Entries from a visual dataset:
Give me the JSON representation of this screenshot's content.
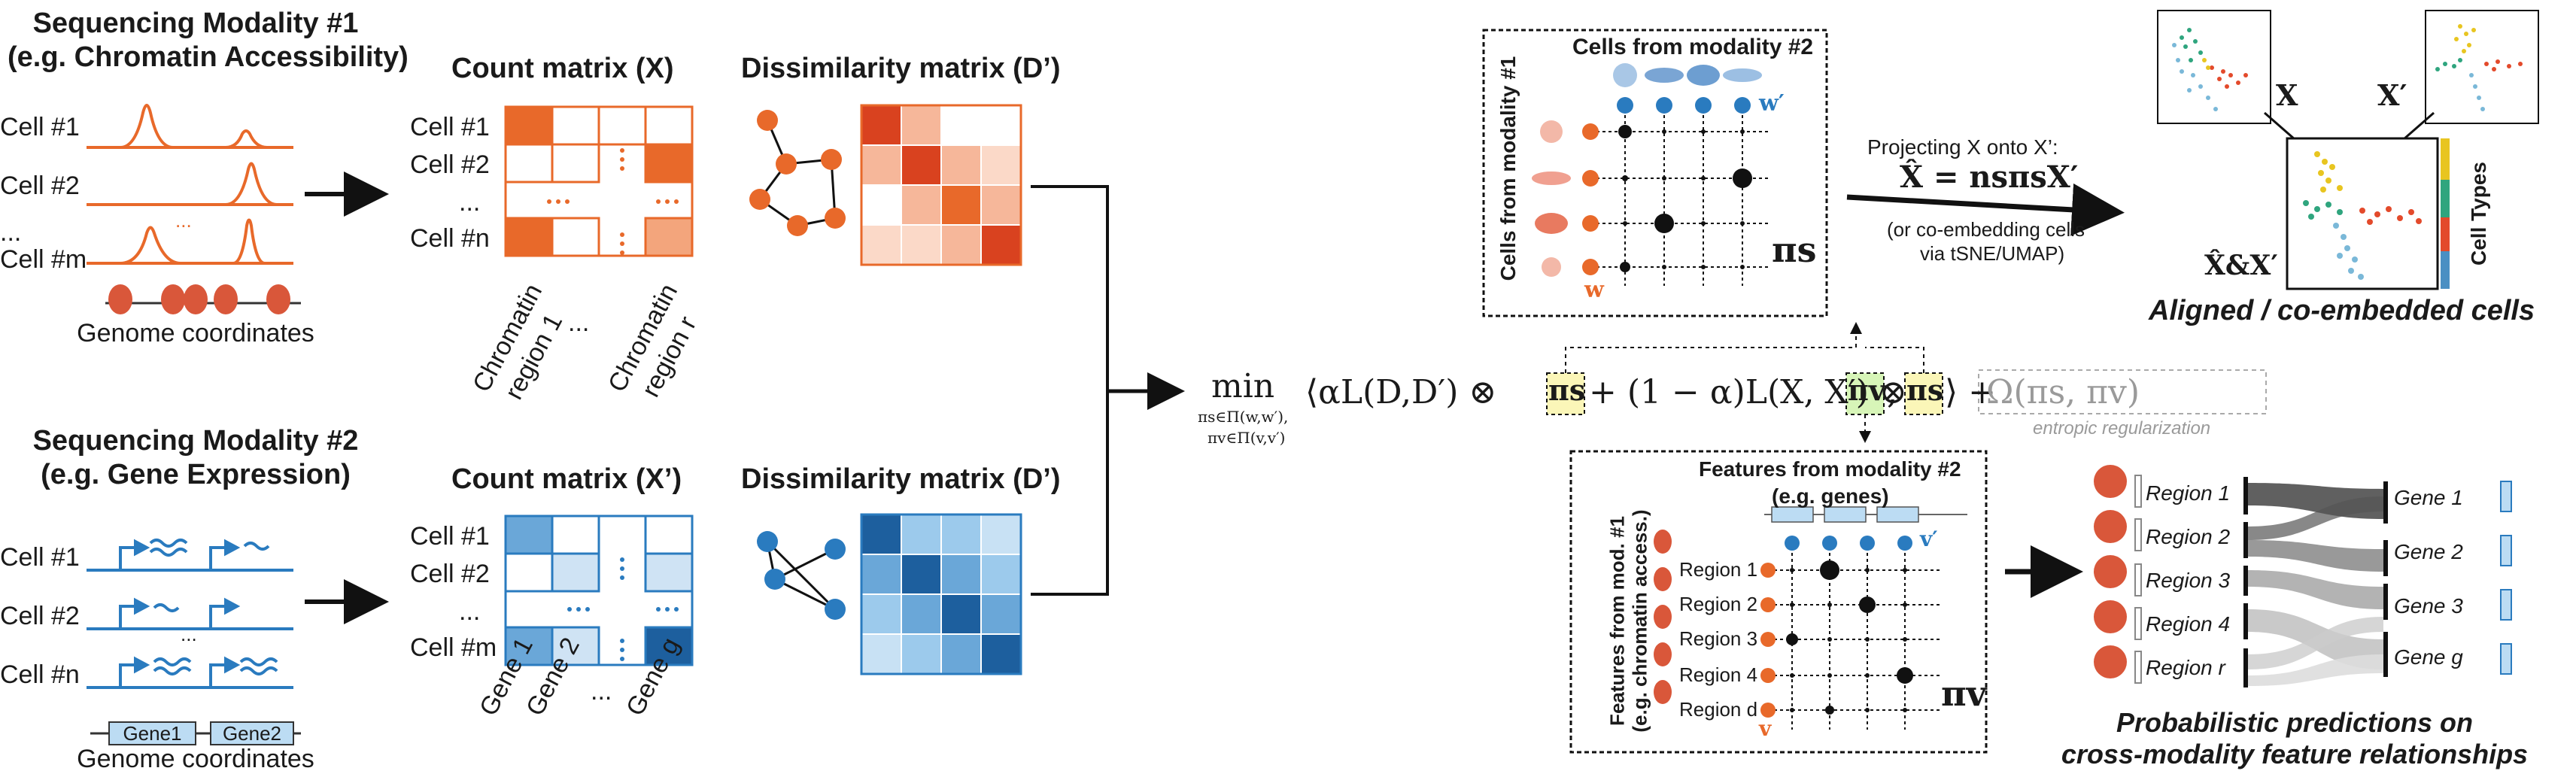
{
  "modality1": {
    "title": "Sequencing Modality #1",
    "subtitle": "(e.g. Chromatin Accessibility)",
    "cells": [
      "Cell #1",
      "Cell #2",
      "...",
      "Cell #m"
    ],
    "axis": "Genome coordinates",
    "dots": "..."
  },
  "modality2": {
    "title": "Sequencing Modality #2",
    "subtitle": "(e.g. Gene Expression)",
    "cells": [
      "Cell #1",
      "Cell #2",
      "Cell #n"
    ],
    "genes": [
      "Gene1",
      "Gene2"
    ],
    "axis": "Genome coordinates",
    "dots": "..."
  },
  "count1": {
    "title": "Count matrix (X)",
    "rows": [
      "Cell #1",
      "Cell #2",
      "...",
      "Cell #n"
    ],
    "cols": [
      "Chromatin region 1",
      "...",
      "Chromatin region r"
    ],
    "col1a": "Chromatin",
    "col1b": "region 1",
    "colra": "Chromatin",
    "colrb": "region r",
    "colDots": "...",
    "color": "#e8692a"
  },
  "count2": {
    "title": "Count matrix (X’)",
    "rows": [
      "Cell #1",
      "Cell #2",
      "...",
      "Cell #m"
    ],
    "cols": [
      "Gene 1",
      "Gene 2",
      "...",
      "Gene g"
    ],
    "color": "#2a7bbf"
  },
  "diss1": {
    "title": "Dissimilarity matrix (D’)"
  },
  "diss2": {
    "title": "Dissimilarity matrix (D’)"
  },
  "objective": {
    "min": "min",
    "sub1": "πs∈Π(w,w′),",
    "sub2": "πv∈Π(v,v′)",
    "body": "⟨αL(D,D′) ⊗",
    "pis": "πs",
    "mid": "+ (1 − α)L(X, X′) ⊗",
    "piv": "πv",
    "comma": ",",
    "pis2": "πs",
    "close": "⟩ +",
    "reg": "Ω(πs, πv)",
    "regLabel": "entropic regularization"
  },
  "cellPanel": {
    "title": "Cells from modality #2",
    "ylabel": "Cells from modality #1",
    "w": "w",
    "wprime": "w′",
    "pi": "πs"
  },
  "featPanel": {
    "title": "Features from modality #2",
    "subtitle": "(e.g. genes)",
    "ylabel1": "Features from mod. #1",
    "ylabel2": "(e.g. chromatin access.)",
    "rows": [
      "Region 1",
      "Region 2",
      "Region 3",
      "Region 4",
      "Region d"
    ],
    "v": "v",
    "vprime": "v′",
    "pi": "πv"
  },
  "projection": {
    "line1": "Projecting X onto X’:",
    "formula": "X̂ = nsπsX′",
    "line3": "(or co-embedding cells",
    "line4": "via tSNE/UMAP)"
  },
  "embed": {
    "x": "X",
    "xprime": "X′",
    "combined": "X̂&X′",
    "legend": "Cell Types",
    "caption": "Aligned / co-embedded cells"
  },
  "sankey": {
    "regions": [
      "Region 1",
      "Region 2",
      "Region 3",
      "Region 4",
      "Region r"
    ],
    "genes": [
      "Gene 1",
      "Gene 2",
      "Gene 3",
      "Gene g"
    ],
    "caption1": "Probabilistic predictions on",
    "caption2": "cross-modality feature relationships"
  },
  "colors": {
    "orange": "#e8692a",
    "blue": "#2a7bbf",
    "black": "#111111"
  }
}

#### Directions for this task:
Set down every entry word for word, but omit the pictures.

#### Task result:
Give me the JSON representation of this screenshot's content.
{
  "modality1": {
    "title": "Sequencing Modality #1",
    "subtitle": "(e.g. Chromatin Accessibility)",
    "cells": [
      "Cell #1",
      "Cell #2",
      "...",
      "Cell #m"
    ],
    "axis": "Genome coordinates",
    "dots": "..."
  },
  "modality2": {
    "title": "Sequencing Modality #2",
    "subtitle": "(e.g. Gene Expression)",
    "cells": [
      "Cell #1",
      "Cell #2",
      "Cell #n"
    ],
    "genes": [
      "Gene1",
      "Gene2"
    ],
    "axis": "Genome coordinates",
    "dots": "..."
  },
  "count1": {
    "title": "Count matrix (X)",
    "rows": [
      "Cell #1",
      "Cell #2",
      "...",
      "Cell #n"
    ],
    "cols": [
      "Chromatin region 1",
      "...",
      "Chromatin region r"
    ],
    "col1a": "Chromatin",
    "col1b": "region 1",
    "colra": "Chromatin",
    "colrb": "region r",
    "colDots": "...",
    "color": "#e8692a"
  },
  "count2": {
    "title": "Count matrix (X’)",
    "rows": [
      "Cell #1",
      "Cell #2",
      "...",
      "Cell #m"
    ],
    "cols": [
      "Gene 1",
      "Gene 2",
      "...",
      "Gene g"
    ],
    "color": "#2a7bbf"
  },
  "diss1": {
    "title": "Dissimilarity matrix (D’)"
  },
  "diss2": {
    "title": "Dissimilarity matrix (D’)"
  },
  "objective": {
    "min": "min",
    "sub1": "πs∈Π(w,w′),",
    "sub2": "πv∈Π(v,v′)",
    "body": "⟨αL(D,D′) ⊗",
    "pis": "πs",
    "mid": "+ (1 − α)L(X, X′) ⊗",
    "piv": "πv",
    "comma": ",",
    "pis2": "πs",
    "close": "⟩ +",
    "reg": "Ω(πs, πv)",
    "regLabel": "entropic regularization"
  },
  "cellPanel": {
    "title": "Cells from modality #2",
    "ylabel": "Cells from modality #1",
    "w": "w",
    "wprime": "w′",
    "pi": "πs"
  },
  "featPanel": {
    "title": "Features from modality #2",
    "subtitle": "(e.g. genes)",
    "ylabel1": "Features from mod. #1",
    "ylabel2": "(e.g. chromatin access.)",
    "rows": [
      "Region 1",
      "Region 2",
      "Region 3",
      "Region 4",
      "Region d"
    ],
    "v": "v",
    "vprime": "v′",
    "pi": "πv"
  },
  "projection": {
    "line1": "Projecting X onto X’:",
    "formula": "X̂ = nsπsX′",
    "line3": "(or co-embedding cells",
    "line4": "via tSNE/UMAP)"
  },
  "embed": {
    "x": "X",
    "xprime": "X′",
    "combined": "X̂&X′",
    "legend": "Cell Types",
    "caption": "Aligned / co-embedded cells"
  },
  "sankey": {
    "regions": [
      "Region 1",
      "Region 2",
      "Region 3",
      "Region 4",
      "Region r"
    ],
    "genes": [
      "Gene 1",
      "Gene 2",
      "Gene 3",
      "Gene g"
    ],
    "caption1": "Probabilistic predictions on",
    "caption2": "cross-modality feature relationships"
  },
  "colors": {
    "orange": "#e8692a",
    "blue": "#2a7bbf",
    "black": "#111111"
  }
}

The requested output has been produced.